Where a line in the listing below contains the word "this", copy that line.

-------- Data lines --------

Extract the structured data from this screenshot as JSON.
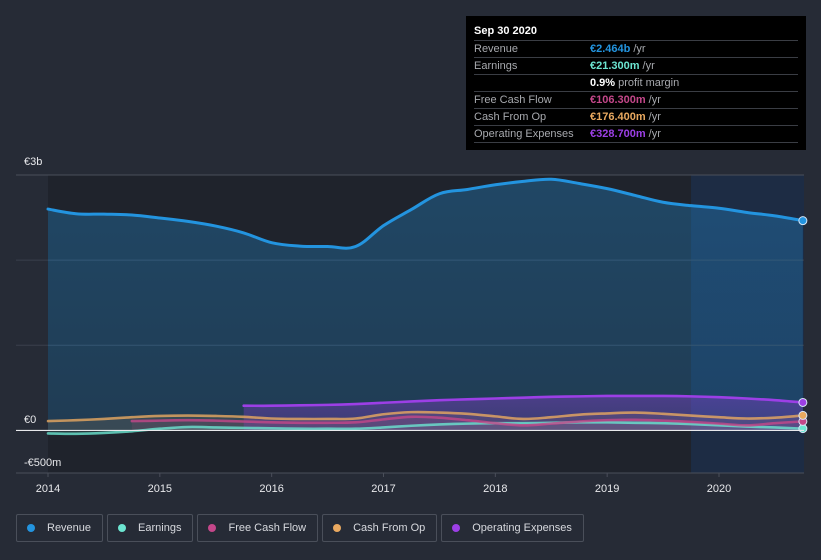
{
  "tooltip": {
    "date": "Sep 30 2020",
    "rows": [
      {
        "label": "Revenue",
        "value": "€2.464b",
        "unit": "/yr",
        "color": "#2394df"
      },
      {
        "label": "Earnings",
        "value": "€21.300m",
        "unit": "/yr",
        "color": "#6ce5d1"
      },
      {
        "label": "",
        "value": "0.9%",
        "unit": "profit margin",
        "color": "#ffffff"
      },
      {
        "label": "Free Cash Flow",
        "value": "€106.300m",
        "unit": "/yr",
        "color": "#c4478a"
      },
      {
        "label": "Cash From Op",
        "value": "€176.400m",
        "unit": "/yr",
        "color": "#e9a960"
      },
      {
        "label": "Operating Expenses",
        "value": "€328.700m",
        "unit": "/yr",
        "color": "#9c3fe6"
      }
    ]
  },
  "legend": [
    {
      "label": "Revenue",
      "color": "#2394df"
    },
    {
      "label": "Earnings",
      "color": "#6ce5d1"
    },
    {
      "label": "Free Cash Flow",
      "color": "#c4478a"
    },
    {
      "label": "Cash From Op",
      "color": "#e9a960"
    },
    {
      "label": "Operating Expenses",
      "color": "#9c3fe6"
    }
  ],
  "chart_data": {
    "type": "area",
    "title": "",
    "xlabel": "",
    "ylabel": "",
    "currency": "EUR",
    "xlim": [
      2013.85,
      2020.75
    ],
    "ylim": [
      -500,
      3000
    ],
    "y_unit": "€m",
    "y_ticks": [
      {
        "value": 3000,
        "label": "€3b"
      },
      {
        "value": 0,
        "label": "€0"
      },
      {
        "value": -500,
        "label": "-€500m"
      }
    ],
    "x_ticks": [
      "2014",
      "2015",
      "2016",
      "2017",
      "2018",
      "2019",
      "2020"
    ],
    "x_tick_values": [
      2014,
      2015,
      2016,
      2017,
      2018,
      2019,
      2020
    ],
    "highlight_from": 2019.75,
    "grid": true,
    "legend_position": "bottom-left",
    "series": [
      {
        "name": "Revenue",
        "color": "#2394df",
        "x": [
          2014.0,
          2014.25,
          2014.5,
          2014.75,
          2015.0,
          2015.25,
          2015.5,
          2015.75,
          2016.0,
          2016.25,
          2016.5,
          2016.75,
          2017.0,
          2017.25,
          2017.5,
          2017.75,
          2018.0,
          2018.25,
          2018.5,
          2018.75,
          2019.0,
          2019.25,
          2019.5,
          2019.75,
          2020.0,
          2020.25,
          2020.5,
          2020.75
        ],
        "values": [
          2600,
          2545,
          2540,
          2530,
          2495,
          2455,
          2400,
          2320,
          2205,
          2165,
          2160,
          2160,
          2405,
          2595,
          2780,
          2830,
          2885,
          2925,
          2950,
          2900,
          2840,
          2760,
          2680,
          2640,
          2610,
          2560,
          2520,
          2464
        ]
      },
      {
        "name": "Earnings",
        "color": "#6ce5d1",
        "x": [
          2014.0,
          2014.25,
          2014.5,
          2014.75,
          2015.0,
          2015.25,
          2015.5,
          2015.75,
          2016.0,
          2016.25,
          2016.5,
          2016.75,
          2017.0,
          2017.25,
          2017.5,
          2017.75,
          2018.0,
          2018.25,
          2018.5,
          2018.75,
          2019.0,
          2019.25,
          2019.5,
          2019.75,
          2020.0,
          2020.25,
          2020.5,
          2020.75
        ],
        "values": [
          -35,
          -40,
          -30,
          -10,
          20,
          40,
          35,
          30,
          25,
          20,
          20,
          20,
          35,
          55,
          70,
          80,
          85,
          85,
          90,
          95,
          95,
          90,
          85,
          75,
          60,
          45,
          35,
          21.3
        ]
      },
      {
        "name": "Free Cash Flow",
        "color": "#c4478a",
        "x": [
          2014.75,
          2015.0,
          2015.25,
          2015.5,
          2015.75,
          2016.0,
          2016.25,
          2016.5,
          2016.75,
          2017.0,
          2017.25,
          2017.5,
          2017.75,
          2018.0,
          2018.25,
          2018.5,
          2018.75,
          2019.0,
          2019.25,
          2019.5,
          2019.75,
          2020.0,
          2020.25,
          2020.5,
          2020.75
        ],
        "values": [
          110,
          115,
          120,
          115,
          105,
          95,
          90,
          90,
          95,
          130,
          160,
          150,
          120,
          85,
          60,
          80,
          105,
          120,
          125,
          115,
          100,
          80,
          60,
          85,
          106.3
        ]
      },
      {
        "name": "Cash From Op",
        "color": "#e9a960",
        "x": [
          2014.0,
          2014.25,
          2014.5,
          2014.75,
          2015.0,
          2015.25,
          2015.5,
          2015.75,
          2016.0,
          2016.25,
          2016.5,
          2016.75,
          2017.0,
          2017.25,
          2017.5,
          2017.75,
          2018.0,
          2018.25,
          2018.5,
          2018.75,
          2019.0,
          2019.25,
          2019.5,
          2019.75,
          2020.0,
          2020.25,
          2020.5,
          2020.75
        ],
        "values": [
          110,
          120,
          135,
          155,
          170,
          175,
          170,
          160,
          140,
          135,
          135,
          140,
          190,
          215,
          210,
          195,
          165,
          135,
          155,
          185,
          200,
          210,
          195,
          175,
          155,
          140,
          150,
          176.4
        ]
      },
      {
        "name": "Operating Expenses",
        "color": "#9c3fe6",
        "x": [
          2015.75,
          2016.0,
          2016.25,
          2016.5,
          2016.75,
          2017.0,
          2017.25,
          2017.5,
          2017.75,
          2018.0,
          2018.25,
          2018.5,
          2018.75,
          2019.0,
          2019.25,
          2019.5,
          2019.75,
          2020.0,
          2020.25,
          2020.5,
          2020.75
        ],
        "values": [
          290,
          290,
          295,
          300,
          310,
          325,
          340,
          355,
          365,
          375,
          385,
          395,
          400,
          405,
          405,
          405,
          400,
          390,
          375,
          355,
          328.7
        ]
      }
    ]
  }
}
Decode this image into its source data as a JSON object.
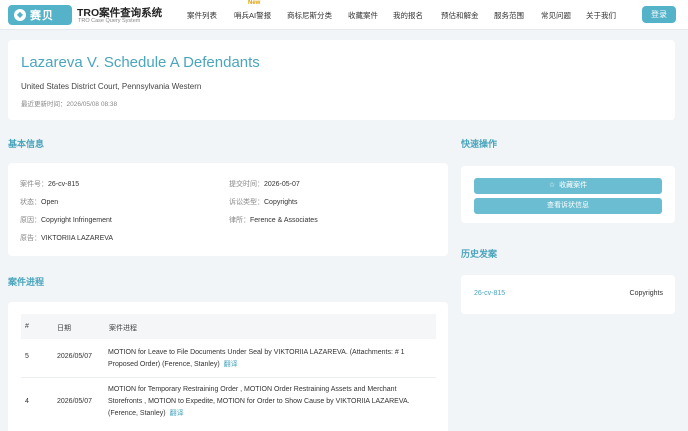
{
  "header": {
    "logo_text": "赛贝",
    "title": "TRO案件查询系统",
    "subtitle": "TRO Case Query System",
    "nav": [
      "案件列表",
      "哨兵AI警报",
      "商标尼斯分类",
      "收藏案件",
      "我的报名",
      "预估和解金",
      "服务范围",
      "常见问题",
      "关于我们"
    ],
    "new_badge": "New",
    "login": "登录"
  },
  "hero": {
    "title": "Lazareva V. Schedule A Defendants",
    "court": "United States District Court, Pennsylvania Western",
    "updated": "最近更新时间：2026/05/08 08:38"
  },
  "basic": {
    "section": "基本信息",
    "case_no_label": "案件号：",
    "case_no": "26-cv-815",
    "filed_label": "提交时间：",
    "filed": "2026-05-07",
    "status_label": "状态：",
    "status": "Open",
    "type_label": "诉讼类型：",
    "type": "Copyrights",
    "cause_label": "原因：",
    "cause": "Copyright Infringement",
    "firm_label": "律所：",
    "firm": "Ference & Associates",
    "plaintiff_label": "原告：",
    "plaintiff": "VIKTORIIA LAZAREVA"
  },
  "quick": {
    "section": "快速操作",
    "collect": "收藏案件",
    "view_docs": "查看诉状信息"
  },
  "history": {
    "section": "历史发案",
    "case": "26-cv-815",
    "type": "Copyrights"
  },
  "progress": {
    "section": "案件进程",
    "headers": [
      "#",
      "日期",
      "案件进程"
    ],
    "translate": "翻译",
    "rows": [
      {
        "num": "5",
        "date": "2026/05/07",
        "text": "MOTION for Leave to File Documents Under Seal by VIKTORIIA LAZAREVA. (Attachments: # 1 Proposed Order) (Ference, Stanley)"
      },
      {
        "num": "4",
        "date": "2026/05/07",
        "text": "MOTION for Temporary Restraining Order , MOTION Order Restraining Assets and Merchant Storefronts , MOTION to Expedite, MOTION for Order to Show Cause by VIKTORIIA LAZAREVA. (Ference, Stanley)"
      }
    ]
  },
  "colors": {
    "accent": "#55b3c9",
    "title": "#4aa5bd",
    "bg": "#f2f5f7"
  }
}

--------

■ Complete response:
Extract the structured data from this screenshot as JSON.
Decode this image into its source data as a JSON object.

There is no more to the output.